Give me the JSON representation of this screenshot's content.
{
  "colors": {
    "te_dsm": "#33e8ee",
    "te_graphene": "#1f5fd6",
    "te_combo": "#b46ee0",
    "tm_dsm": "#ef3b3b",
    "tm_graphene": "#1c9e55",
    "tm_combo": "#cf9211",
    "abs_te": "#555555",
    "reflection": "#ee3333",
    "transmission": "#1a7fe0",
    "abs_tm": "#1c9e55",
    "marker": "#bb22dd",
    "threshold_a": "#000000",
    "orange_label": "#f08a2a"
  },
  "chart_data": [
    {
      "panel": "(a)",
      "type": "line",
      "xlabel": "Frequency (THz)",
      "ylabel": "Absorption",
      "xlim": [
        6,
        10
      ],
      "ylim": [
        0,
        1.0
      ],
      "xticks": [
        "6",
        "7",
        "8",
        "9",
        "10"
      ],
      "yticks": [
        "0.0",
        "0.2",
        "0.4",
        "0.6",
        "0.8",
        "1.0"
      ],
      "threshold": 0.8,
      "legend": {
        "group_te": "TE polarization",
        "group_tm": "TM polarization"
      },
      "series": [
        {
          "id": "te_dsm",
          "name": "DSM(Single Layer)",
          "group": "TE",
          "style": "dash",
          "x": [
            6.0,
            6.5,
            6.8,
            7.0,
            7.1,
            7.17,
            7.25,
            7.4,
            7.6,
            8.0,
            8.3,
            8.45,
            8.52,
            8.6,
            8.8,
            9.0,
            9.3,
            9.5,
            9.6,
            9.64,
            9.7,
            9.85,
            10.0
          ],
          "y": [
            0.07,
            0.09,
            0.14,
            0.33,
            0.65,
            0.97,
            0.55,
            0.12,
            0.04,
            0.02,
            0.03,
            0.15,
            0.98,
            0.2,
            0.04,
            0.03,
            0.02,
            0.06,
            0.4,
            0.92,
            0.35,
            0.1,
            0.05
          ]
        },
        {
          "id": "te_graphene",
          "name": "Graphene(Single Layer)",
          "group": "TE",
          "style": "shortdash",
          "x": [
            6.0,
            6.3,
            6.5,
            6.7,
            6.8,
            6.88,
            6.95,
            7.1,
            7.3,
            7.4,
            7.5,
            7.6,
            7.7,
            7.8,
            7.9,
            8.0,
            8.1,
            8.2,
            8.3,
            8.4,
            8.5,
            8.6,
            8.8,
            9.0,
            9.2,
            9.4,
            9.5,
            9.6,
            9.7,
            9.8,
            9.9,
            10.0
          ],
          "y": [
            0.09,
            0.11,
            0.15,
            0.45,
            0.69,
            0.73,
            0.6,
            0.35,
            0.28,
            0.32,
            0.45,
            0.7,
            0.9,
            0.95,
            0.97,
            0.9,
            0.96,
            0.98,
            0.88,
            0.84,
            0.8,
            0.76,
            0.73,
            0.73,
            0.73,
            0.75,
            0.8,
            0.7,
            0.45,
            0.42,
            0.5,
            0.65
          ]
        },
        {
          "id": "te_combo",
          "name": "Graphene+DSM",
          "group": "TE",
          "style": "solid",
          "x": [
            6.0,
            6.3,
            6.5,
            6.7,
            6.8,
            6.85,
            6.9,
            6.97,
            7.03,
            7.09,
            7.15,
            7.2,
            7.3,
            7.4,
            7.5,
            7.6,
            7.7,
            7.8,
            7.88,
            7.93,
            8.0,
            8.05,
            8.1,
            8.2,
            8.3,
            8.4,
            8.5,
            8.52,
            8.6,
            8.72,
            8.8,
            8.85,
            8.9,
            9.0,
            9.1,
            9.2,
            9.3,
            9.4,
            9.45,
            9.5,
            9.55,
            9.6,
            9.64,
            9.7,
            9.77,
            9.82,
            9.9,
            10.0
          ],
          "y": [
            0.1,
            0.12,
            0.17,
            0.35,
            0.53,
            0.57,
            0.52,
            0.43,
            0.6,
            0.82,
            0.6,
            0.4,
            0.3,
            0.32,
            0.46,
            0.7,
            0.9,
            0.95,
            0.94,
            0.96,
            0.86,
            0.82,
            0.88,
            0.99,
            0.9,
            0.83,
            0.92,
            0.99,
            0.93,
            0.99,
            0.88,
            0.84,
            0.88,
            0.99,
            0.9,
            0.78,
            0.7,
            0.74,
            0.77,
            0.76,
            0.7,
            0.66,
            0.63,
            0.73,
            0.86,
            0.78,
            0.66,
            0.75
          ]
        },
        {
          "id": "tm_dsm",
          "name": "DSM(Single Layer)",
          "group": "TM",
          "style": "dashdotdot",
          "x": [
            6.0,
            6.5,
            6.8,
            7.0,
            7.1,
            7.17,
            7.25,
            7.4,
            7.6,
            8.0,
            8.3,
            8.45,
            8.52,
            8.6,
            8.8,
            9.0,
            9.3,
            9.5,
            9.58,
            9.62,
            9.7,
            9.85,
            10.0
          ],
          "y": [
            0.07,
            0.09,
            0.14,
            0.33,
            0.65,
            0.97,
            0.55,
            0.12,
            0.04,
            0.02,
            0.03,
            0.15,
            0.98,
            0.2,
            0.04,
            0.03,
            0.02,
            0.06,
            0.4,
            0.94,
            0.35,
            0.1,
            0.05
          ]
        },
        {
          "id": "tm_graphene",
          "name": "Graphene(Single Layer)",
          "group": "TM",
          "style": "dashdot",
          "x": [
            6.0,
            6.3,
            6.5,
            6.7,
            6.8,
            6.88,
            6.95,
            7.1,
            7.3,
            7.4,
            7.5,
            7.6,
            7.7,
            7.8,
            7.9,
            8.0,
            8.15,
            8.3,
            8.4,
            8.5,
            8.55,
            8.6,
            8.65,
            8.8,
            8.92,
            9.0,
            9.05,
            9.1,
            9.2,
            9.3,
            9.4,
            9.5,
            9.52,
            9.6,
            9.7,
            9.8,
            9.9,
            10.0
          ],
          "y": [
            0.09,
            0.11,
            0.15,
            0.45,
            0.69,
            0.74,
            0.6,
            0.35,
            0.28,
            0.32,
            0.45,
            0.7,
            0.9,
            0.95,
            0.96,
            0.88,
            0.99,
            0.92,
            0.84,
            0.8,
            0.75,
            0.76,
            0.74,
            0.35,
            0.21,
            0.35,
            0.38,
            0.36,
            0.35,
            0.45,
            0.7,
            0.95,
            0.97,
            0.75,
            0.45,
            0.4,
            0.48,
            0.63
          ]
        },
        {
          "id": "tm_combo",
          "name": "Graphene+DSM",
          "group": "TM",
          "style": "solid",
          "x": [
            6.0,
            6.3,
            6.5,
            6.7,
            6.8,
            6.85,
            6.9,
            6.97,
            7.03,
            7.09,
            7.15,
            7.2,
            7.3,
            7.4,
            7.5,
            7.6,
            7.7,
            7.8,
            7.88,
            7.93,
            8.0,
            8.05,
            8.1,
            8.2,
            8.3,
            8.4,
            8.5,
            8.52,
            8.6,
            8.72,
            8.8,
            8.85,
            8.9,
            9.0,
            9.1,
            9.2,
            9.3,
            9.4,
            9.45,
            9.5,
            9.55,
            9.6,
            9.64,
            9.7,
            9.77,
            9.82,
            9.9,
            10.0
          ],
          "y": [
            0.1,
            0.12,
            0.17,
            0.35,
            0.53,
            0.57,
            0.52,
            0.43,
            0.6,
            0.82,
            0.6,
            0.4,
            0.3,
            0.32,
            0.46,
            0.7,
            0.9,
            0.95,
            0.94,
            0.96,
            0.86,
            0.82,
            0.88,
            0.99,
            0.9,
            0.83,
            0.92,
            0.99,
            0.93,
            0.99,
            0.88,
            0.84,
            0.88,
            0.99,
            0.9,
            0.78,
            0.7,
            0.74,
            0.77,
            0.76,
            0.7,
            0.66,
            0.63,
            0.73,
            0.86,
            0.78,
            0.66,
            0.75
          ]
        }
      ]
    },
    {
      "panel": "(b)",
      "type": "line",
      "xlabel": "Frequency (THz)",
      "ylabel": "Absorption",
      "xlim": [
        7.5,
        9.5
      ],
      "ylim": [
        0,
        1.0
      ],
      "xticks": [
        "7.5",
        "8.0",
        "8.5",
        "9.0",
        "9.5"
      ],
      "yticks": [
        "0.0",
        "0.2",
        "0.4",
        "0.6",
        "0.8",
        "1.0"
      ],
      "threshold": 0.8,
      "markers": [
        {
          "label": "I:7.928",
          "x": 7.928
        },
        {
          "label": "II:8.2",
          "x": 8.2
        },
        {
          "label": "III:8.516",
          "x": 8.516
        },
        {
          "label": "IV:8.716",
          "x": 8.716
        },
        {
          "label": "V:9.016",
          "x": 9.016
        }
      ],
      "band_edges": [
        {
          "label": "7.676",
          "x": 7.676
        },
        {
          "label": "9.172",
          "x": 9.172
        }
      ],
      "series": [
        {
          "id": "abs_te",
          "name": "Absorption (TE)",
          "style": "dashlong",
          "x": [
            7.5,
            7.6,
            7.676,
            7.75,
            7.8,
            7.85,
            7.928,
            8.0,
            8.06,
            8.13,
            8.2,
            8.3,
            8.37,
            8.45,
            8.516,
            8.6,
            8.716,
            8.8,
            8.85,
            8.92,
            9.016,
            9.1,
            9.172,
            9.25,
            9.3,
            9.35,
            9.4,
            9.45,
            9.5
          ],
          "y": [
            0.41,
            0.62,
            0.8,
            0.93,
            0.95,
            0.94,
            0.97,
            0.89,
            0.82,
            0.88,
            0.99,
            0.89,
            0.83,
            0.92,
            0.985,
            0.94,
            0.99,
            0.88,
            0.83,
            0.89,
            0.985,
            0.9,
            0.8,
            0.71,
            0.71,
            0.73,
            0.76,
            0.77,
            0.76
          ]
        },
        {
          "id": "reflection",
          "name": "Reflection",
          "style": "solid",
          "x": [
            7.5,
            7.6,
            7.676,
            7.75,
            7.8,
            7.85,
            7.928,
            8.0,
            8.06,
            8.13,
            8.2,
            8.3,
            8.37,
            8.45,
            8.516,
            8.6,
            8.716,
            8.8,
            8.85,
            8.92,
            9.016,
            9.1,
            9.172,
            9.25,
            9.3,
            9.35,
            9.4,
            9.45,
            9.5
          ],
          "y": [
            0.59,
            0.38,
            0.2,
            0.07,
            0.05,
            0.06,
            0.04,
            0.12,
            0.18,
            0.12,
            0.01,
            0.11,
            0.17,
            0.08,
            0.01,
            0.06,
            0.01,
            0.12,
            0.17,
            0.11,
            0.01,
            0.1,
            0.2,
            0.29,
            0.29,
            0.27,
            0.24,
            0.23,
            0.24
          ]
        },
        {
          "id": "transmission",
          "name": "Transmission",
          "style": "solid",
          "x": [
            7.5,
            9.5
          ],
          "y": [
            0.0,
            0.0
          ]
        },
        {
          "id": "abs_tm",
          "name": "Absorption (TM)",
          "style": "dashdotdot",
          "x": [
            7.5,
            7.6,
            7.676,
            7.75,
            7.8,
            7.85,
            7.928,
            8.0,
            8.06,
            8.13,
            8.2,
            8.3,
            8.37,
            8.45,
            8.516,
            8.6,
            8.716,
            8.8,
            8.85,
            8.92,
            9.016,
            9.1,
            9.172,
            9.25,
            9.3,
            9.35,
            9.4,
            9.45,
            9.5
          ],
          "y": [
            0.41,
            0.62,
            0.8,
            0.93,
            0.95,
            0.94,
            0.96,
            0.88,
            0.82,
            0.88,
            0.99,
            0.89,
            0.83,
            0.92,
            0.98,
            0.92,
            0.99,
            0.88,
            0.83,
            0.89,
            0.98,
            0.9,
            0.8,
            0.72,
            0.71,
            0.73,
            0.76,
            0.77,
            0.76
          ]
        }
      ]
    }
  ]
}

Exercise requirements
Every line in the data above that contains "name" needs to be copied.

Solved exercise
          "name": "DSM(Single Layer)",
          "name": "Graphene(Single Layer)",
          "name": "Graphene+DSM",
          "name": "DSM(Single Layer)",
          "name": "Graphene(Single Layer)",
          "name": "Graphene+DSM",
          "name": "Absorption (TE)",
          "name": "Reflection",
          "name": "Transmission",
          "name": "Absorption (TM)",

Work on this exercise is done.